───── Provided material

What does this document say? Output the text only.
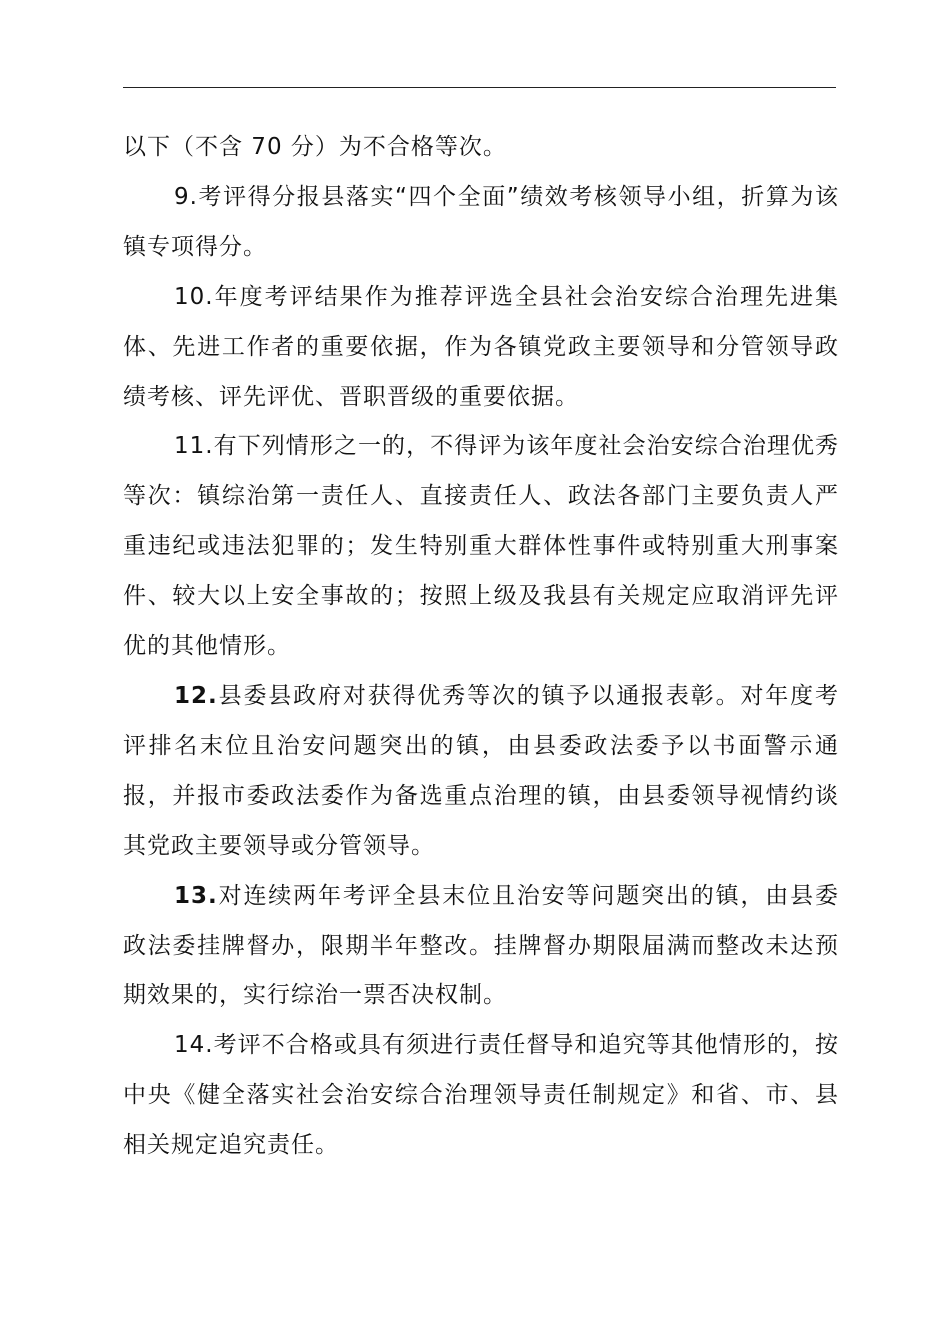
以下（不含 70 分）为不合格等次。

9.考评得分报县落实“四个全面”绩效考核领导小组，折算为该镇专项得分。

10.年度考评结果作为推荐评选全县社会治安综合治理先进集体、先进工作者的重要依据，作为各镇党政主要领导和分管领导政绩考核、评先评优、晋职晋级的重要依据。

11.有下列情形之一的，不得评为该年度社会治安综合治理优秀等次：镇综治第一责任人、直接责任人、政法各部门主要负责人严重违纪或违法犯罪的；发生特别重大群体性事件或特别重大刑事案件、较大以上安全事故的；按照上级及我县有关规定应取消评先评优的其他情形。

12.县委县政府对获得优秀等次的镇予以通报表彰。对年度考评排名末位且治安问题突出的镇，由县委政法委予以书面警示通报，并报市委政法委作为备选重点治理的镇，由县委领导视情约谈其党政主要领导或分管领导。

13.对连续两年考评全县末位且治安等问题突出的镇，由县委政法委挂牌督办，限期半年整改。挂牌督办期限届满而整改未达预期效果的，实行综治一票否决权制。

14.考评不合格或具有须进行责任督导和追究等其他情形的，按中央《健全落实社会治安综合治理领导责任制规定》和省、市、县相关规定追究责任。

──────────

## Task requirements
Exclude the pictures, and transcribe all of the material exactly.

## Task answer
What does this document say? Output the text only.
以下（不含 70 分）为不合格等次。

9.考评得分报县落实“四个全面”绩效考核领导小组，折算为该镇专项得分。

10.年度考评结果作为推荐评选全县社会治安综合治理先进集体、先进工作者的重要依据，作为各镇党政主要领导和分管领导政绩考核、评先评优、晋职晋级的重要依据。

11.有下列情形之一的，不得评为该年度社会治安综合治理优秀等次：镇综治第一责任人、直接责任人、政法各部门主要负责人严重违纪或违法犯罪的；发生特别重大群体性事件或特别重大刑事案件、较大以上安全事故的；按照上级及我县有关规定应取消评先评优的其他情形。

12.县委县政府对获得优秀等次的镇予以通报表彰。对年度考评排名末位且治安问题突出的镇，由县委政法委予以书面警示通报，并报市委政法委作为备选重点治理的镇，由县委领导视情约谈其党政主要领导或分管领导。

13.对连续两年考评全县末位且治安等问题突出的镇，由县委政法委挂牌督办，限期半年整改。挂牌督办期限届满而整改未达预期效果的，实行综治一票否决权制。

14.考评不合格或具有须进行责任督导和追究等其他情形的，按中央《健全落实社会治安综合治理领导责任制规定》和省、市、县相关规定追究责任。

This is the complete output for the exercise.